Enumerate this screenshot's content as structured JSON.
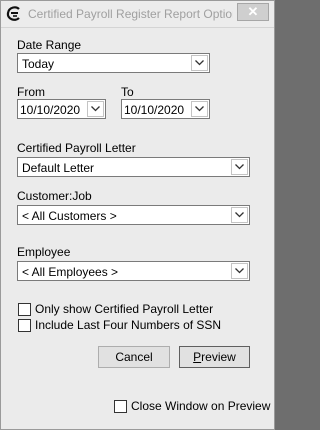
{
  "window": {
    "title": "Certified Payroll Register Report Options",
    "app_icon": "c-logo-icon",
    "close_glyph": "✕"
  },
  "date_range": {
    "label": "Date Range",
    "value": "Today"
  },
  "from": {
    "label": "From",
    "value": "10/10/2020"
  },
  "to": {
    "label": "To",
    "value": "10/10/2020"
  },
  "payroll_letter": {
    "label": "Certified Payroll Letter",
    "value": "Default Letter"
  },
  "customer_job": {
    "label": "Customer:Job",
    "value": "< All Customers >"
  },
  "employee": {
    "label": "Employee",
    "value": "< All Employees >"
  },
  "options": {
    "only_letter": {
      "label": "Only show Certified Payroll Letter",
      "checked": false
    },
    "last_four_ssn": {
      "label": "Include Last Four Numbers of SSN",
      "checked": false
    },
    "close_on_preview": {
      "label": "Close Window on Preview",
      "checked": false
    }
  },
  "buttons": {
    "cancel": "Cancel",
    "preview_first": "P",
    "preview_rest": "review"
  }
}
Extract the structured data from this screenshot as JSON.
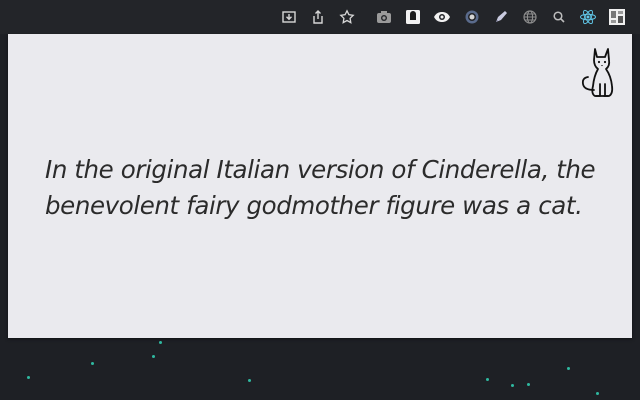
{
  "toolbar": {
    "icons": [
      "install-app-icon",
      "share-icon",
      "bookmark-star-icon",
      "camera-icon",
      "dark-reader-icon",
      "eye-icon",
      "ring-icon",
      "pen-icon",
      "globe-icon",
      "search-icon",
      "react-icon",
      "extension-profile-icon"
    ]
  },
  "fact": {
    "line1": "In the original Italian version of Cinderella, the",
    "line2": "benevolent fairy godmother figure was a cat."
  },
  "colors": {
    "page_bg": "#1e2025",
    "popup_bg": "#eaeaee",
    "text": "#2b2b2b",
    "star_accent": "#2fb8a0"
  }
}
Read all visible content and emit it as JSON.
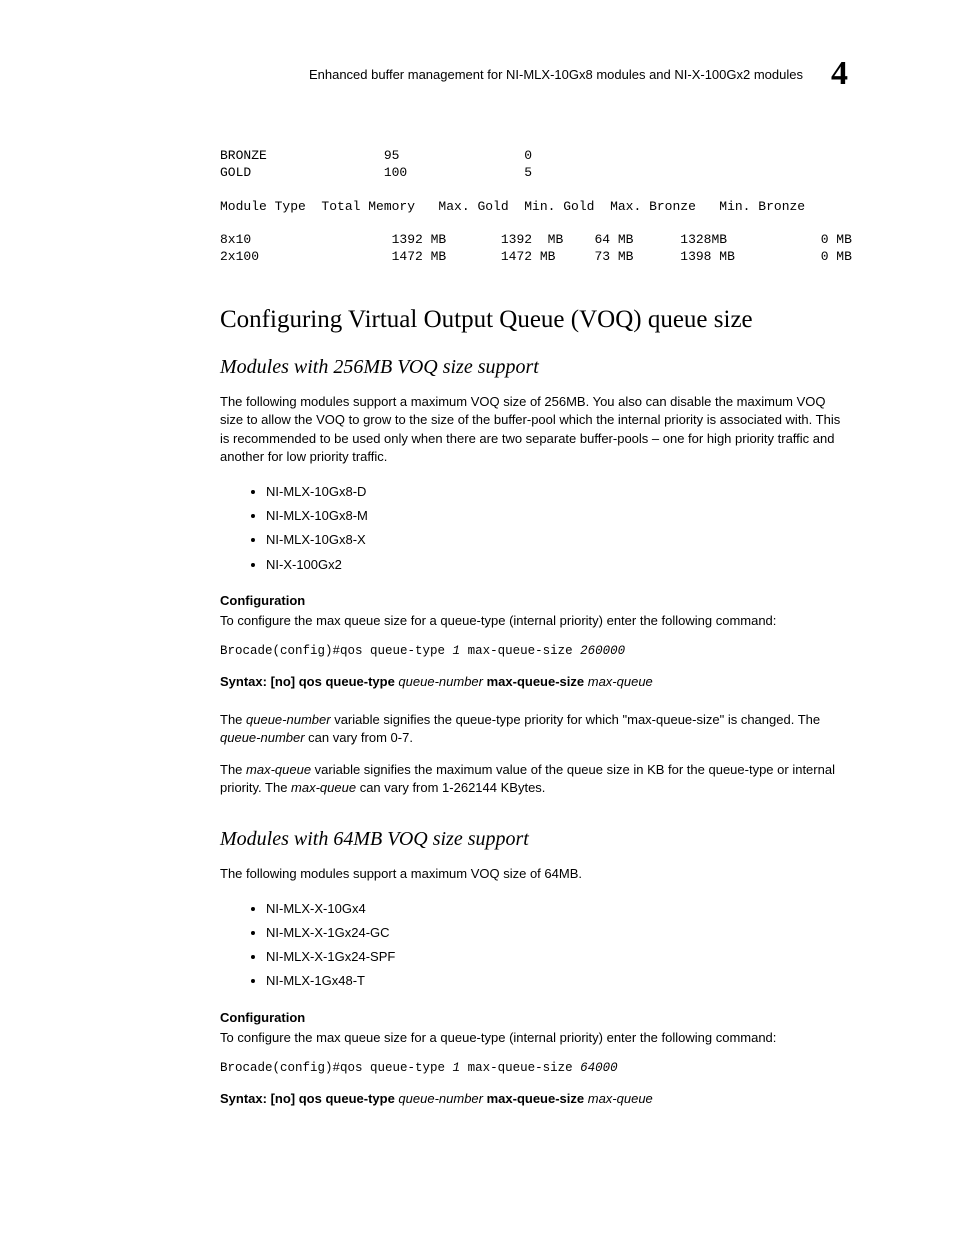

→ Exercise prompt:
Write out exactly the lines from the one containing "Extract the structured" through the last line of the records above, both ends included, and leave out any pictures.

→ Reply:
Extract the structured data from this screenshot as JSON.
{
  "toolbar": {
    "icons": [
      "install-app-icon",
      "share-icon",
      "bookmark-star-icon",
      "camera-icon",
      "dark-reader-icon",
      "eye-icon",
      "ring-icon",
      "pen-icon",
      "globe-icon",
      "search-icon",
      "react-icon",
      "extension-profile-icon"
    ]
  },
  "fact": {
    "line1": "In the original Italian version of Cinderella, the",
    "line2": "benevolent fairy godmother figure was a cat."
  },
  "colors": {
    "page_bg": "#1e2025",
    "popup_bg": "#eaeaee",
    "text": "#2b2b2b",
    "star_accent": "#2fb8a0"
  }
}
Read all visible content and emit it as JSON.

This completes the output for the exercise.